## Exercise objective
Output the passage of the electric bill thread word for word, starting at "Thanks very useful" and ending at "bill she does.".

## Article

....

# Monthly Electric Bill 400w hps & 600w hps



## Pepper (Feb 26, 2009)

How much will my electric bill be?

400w hps monthly bill = ?
600w hps monthly bill = ?


----------



## kalikisu (Feb 26, 2009)

Well it all depends on what your states kilowatt/hour price is. At 9 cents a kilowatt hour for a 400 hps I believe it is around $1.08/24 hours. Here is a link to a page that has the kilowatt costs.
http://michaelbluejay.com/electricity/cost.html


----------



## houseoftreasure (Feb 26, 2009)

great refeerence. The site even explains how to calculate it yourself. nice find.
_him


----------



## kalikisu (Feb 26, 2009)

Thanks, it is actually cheaper than I thought. I usually run about 500 watts for a month during veg which is around $32. Then I go 12/12 for about three months or whatever the breed needs so 32x3=96.. So for me it is around $100 for a full grow(2-3 plants). NICE!


----------



## Pepper (Feb 27, 2009)

Thanks very useful info I got the answer I was looking for


----------



## Motor City Madman (Feb 27, 2009)

I'm running a 400w hps (digital ballast) on a 12/12 and 400w cfls 24hr and 6 computer style fans 3 110v and 3 24vdc and my bill went up 20 kwh a month so my wife says. I don't know, doesn't seem like very much to me but I don't pay the bill she does.


----------



## thedonofchronic (Feb 28, 2009)

im canadian lol...
doesnt say it on there.
someone tell me please around exactly how much to run 24/7 and 12/12 of a 400. only if you can
thanks


----------



## The Hemp Goddess (Feb 28, 2009)

thedonofchronic said:
			
		

> im canadian lol...
> doesnt say it on there.
> someone tell me please around exactly how much to run 24/7 and 12/12 of a 400. only if you can
> thanks



How much do you pay per kw--we need this to figure how much it will cost.


----------

....

## Data excerpt
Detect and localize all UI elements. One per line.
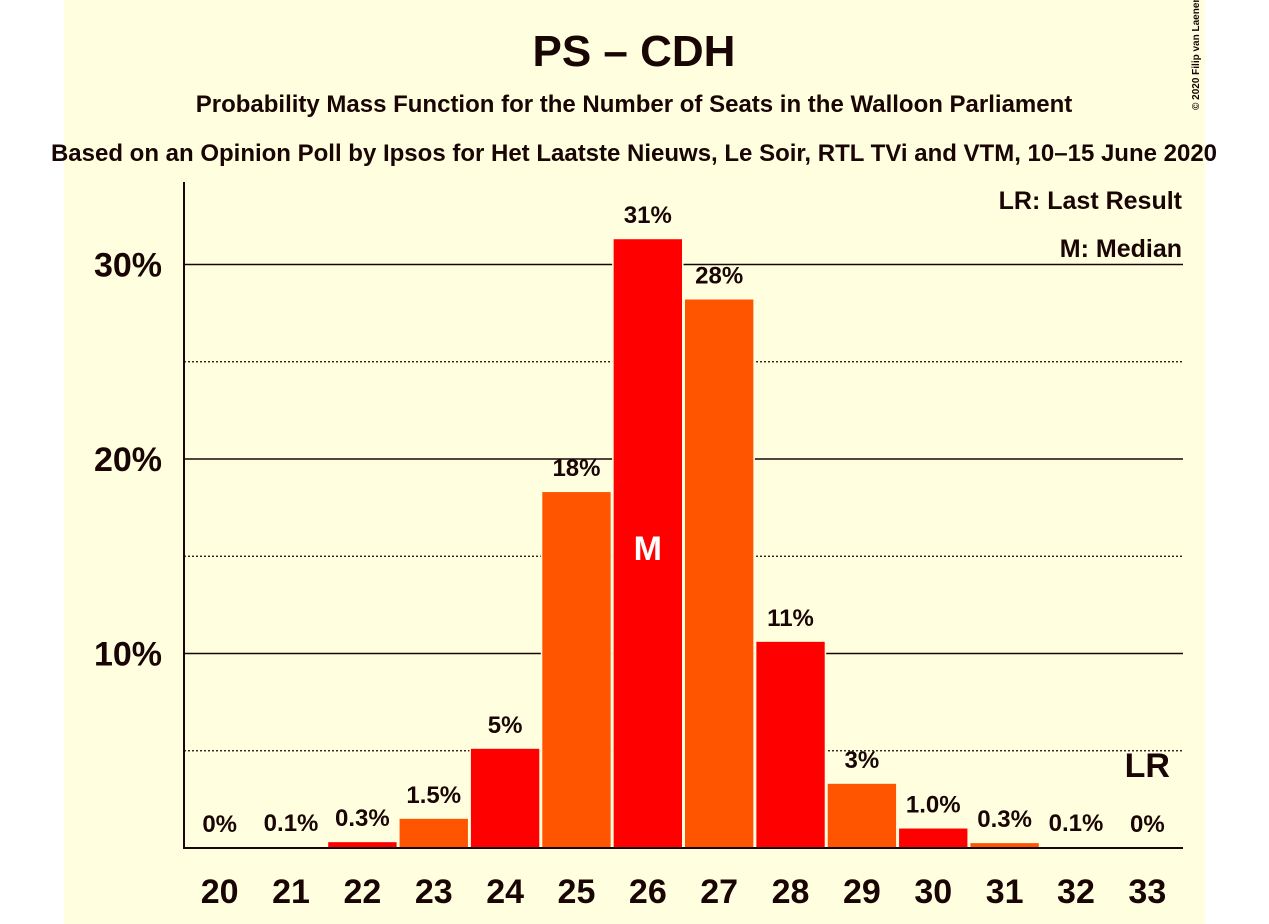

....

## Answer for this exercise
Thanks very useful info I got the answer I was looking for


----------



## Motor City Madman (Feb 27, 2009)

I'm running a 400w hps (digital ballast) on a 12/12 and 400w cfls 24hr and 6 computer style fans 3 110v and 3 24vdc and my bill went up 20 kwh a month so my wife says. I don't know, doesn't seem like very much to me but I don't pay the bill she does.